[Start GIVEN TEXT]
With all that being said, that is my plant nutrient demand and so I have been dosing once a week, with Excel being typically daily. I have always used the simple beginners guide on the bottles and kept to that ratio, if things turn yellow or nitrates get consumed faster I increase everything so the total nutrients are raised within the same ratio. It has been a lazy way of doing it for years and it has finally caught up with me I think. This has been my formula if anyone can help me with the math....starting with my base doses I have calculated everything down to 5 gallons below.
_Excel: 0.5mL Daily (based on 1 capful/5mL for every 50 US gallons.)
Flourish: 0.4mL (based on 1 capful/5mL for every 60 US gallons.)
Potassium: 0.8mL (based on 1 capful/5mL for every 30 US gallons.)
Phosphorus: 0.6mL (based on 1 capful/5mL for every 40 US gallons.)
Iron: 0.5mL (based on 1 capful/5mL for every 50 US gallons.)
Nitrogen: 0.5mL (based on 1 capful/5mL for every 80 US gallons.)_

This tank has a 2 gallon max water capacity but I feel it has the plant load of a typical 5 gallon planted tank so therefor I dose it based on 5 gallons, that has worked for a while but the string algae got out of control. I moved again 2 months ago and this was the only tank I brought, I did not go far but the tank took heavy sloshing so disturbing the substrate may have caused this. I decided to do the first water change since refiling it upon moving, I gave it a good vac and reduced the nutrients to what seemed more suggested for 2.5 gallons below. Seems to be doing okay now on the algae but I don't want it to crash, I stopped dosing for 3 weeks all together to see what happens and it started to crash so now I have to spot dose Excel to fight the BBA as the old carpet rots away. The Rotala Mac. used to be much more vibrant and red.
[End GIVEN TEXT]
AIM OF THE TASK: Retype the aquarium dosing post word for word, from start to finish.
[Start RECORD EXCERPTS]
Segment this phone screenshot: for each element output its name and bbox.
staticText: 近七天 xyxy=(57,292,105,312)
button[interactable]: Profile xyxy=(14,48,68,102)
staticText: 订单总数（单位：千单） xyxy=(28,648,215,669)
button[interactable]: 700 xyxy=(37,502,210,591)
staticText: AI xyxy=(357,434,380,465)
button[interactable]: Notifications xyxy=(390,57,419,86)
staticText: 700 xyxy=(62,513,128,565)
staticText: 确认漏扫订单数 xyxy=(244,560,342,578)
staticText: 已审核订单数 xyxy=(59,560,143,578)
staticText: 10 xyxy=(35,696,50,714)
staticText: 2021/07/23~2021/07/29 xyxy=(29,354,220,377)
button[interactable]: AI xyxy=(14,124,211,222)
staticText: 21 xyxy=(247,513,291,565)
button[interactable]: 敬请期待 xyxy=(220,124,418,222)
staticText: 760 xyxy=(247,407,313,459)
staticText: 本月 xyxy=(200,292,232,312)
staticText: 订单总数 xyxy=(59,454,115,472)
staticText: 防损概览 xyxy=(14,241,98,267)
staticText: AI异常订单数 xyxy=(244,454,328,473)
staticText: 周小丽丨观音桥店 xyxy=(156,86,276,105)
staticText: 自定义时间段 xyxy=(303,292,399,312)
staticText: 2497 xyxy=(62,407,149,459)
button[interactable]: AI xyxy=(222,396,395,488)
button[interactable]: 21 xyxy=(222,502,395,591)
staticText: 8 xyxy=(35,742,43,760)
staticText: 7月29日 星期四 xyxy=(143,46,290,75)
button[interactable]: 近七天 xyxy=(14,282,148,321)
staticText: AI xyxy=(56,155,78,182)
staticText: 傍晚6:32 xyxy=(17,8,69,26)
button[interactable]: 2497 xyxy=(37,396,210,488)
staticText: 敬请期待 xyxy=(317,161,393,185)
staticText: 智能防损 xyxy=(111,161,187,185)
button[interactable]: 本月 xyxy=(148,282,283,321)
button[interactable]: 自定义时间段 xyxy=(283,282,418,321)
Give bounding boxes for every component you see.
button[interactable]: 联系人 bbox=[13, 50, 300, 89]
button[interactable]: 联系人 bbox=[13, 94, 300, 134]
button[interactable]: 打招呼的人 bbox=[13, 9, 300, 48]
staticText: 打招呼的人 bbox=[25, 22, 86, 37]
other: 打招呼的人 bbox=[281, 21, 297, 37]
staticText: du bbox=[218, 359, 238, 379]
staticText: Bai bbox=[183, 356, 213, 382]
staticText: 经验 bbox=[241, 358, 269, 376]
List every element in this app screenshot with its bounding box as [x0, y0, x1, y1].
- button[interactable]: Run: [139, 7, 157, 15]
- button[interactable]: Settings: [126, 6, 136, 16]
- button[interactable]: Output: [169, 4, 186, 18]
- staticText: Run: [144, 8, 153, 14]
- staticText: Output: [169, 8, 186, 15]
[End RECORD EXCERPTS]
THE OUTPUT:
With all that being said, that is my plant nutrient demand and so I have been dosing once a week, with Excel being typically daily. I have always used the simple beginners guide on the bottles and kept to that ratio, if things turn yellow or nitrates get consumed faster I increase everything so the total nutrients are raised within the same ratio. It has been a lazy way of doing it for years and it has finally caught up with me I think. This has been my formula if anyone can help me with the math....starting with my base doses I have calculated everything down to 5 gallons below.
_Excel: 0.5mL Daily (based on 1 capful/5mL for every 50 US gallons.)
Flourish: 0.4mL (based on 1 capful/5mL for every 60 US gallons.)
Potassium: 0.8mL (based on 1 capful/5mL for every 30 US gallons.)
Phosphorus: 0.6mL (based on 1 capful/5mL for every 40 US gallons.)
Iron: 0.5mL (based on 1 capful/5mL for every 50 US gallons.)
Nitrogen: 0.5mL (based on 1 capful/5mL for every 80 US gallons.)_

This tank has a 2 gallon max water capacity but I feel it has the plant load of a typical 5 gallon planted tank so therefor I dose it based on 5 gallons, that has worked for a while but the string algae got out of control. I moved again 2 months ago and this was the only tank I brought, I did not go far but the tank took heavy sloshing so disturbing the substrate may have caused this. I decided to do the first water change since refiling it upon moving, I gave it a good vac and reduced the nutrients to what seemed more suggested for 2.5 gallons below. Seems to be doing okay now on the algae but I don't want it to crash, I stopped dosing for 3 weeks all together to see what happens and it started to crash so now I have to spot dose Excel to fight the BBA as the old carpet rots away. The Rotala Mac. used to be much more vibrant and red.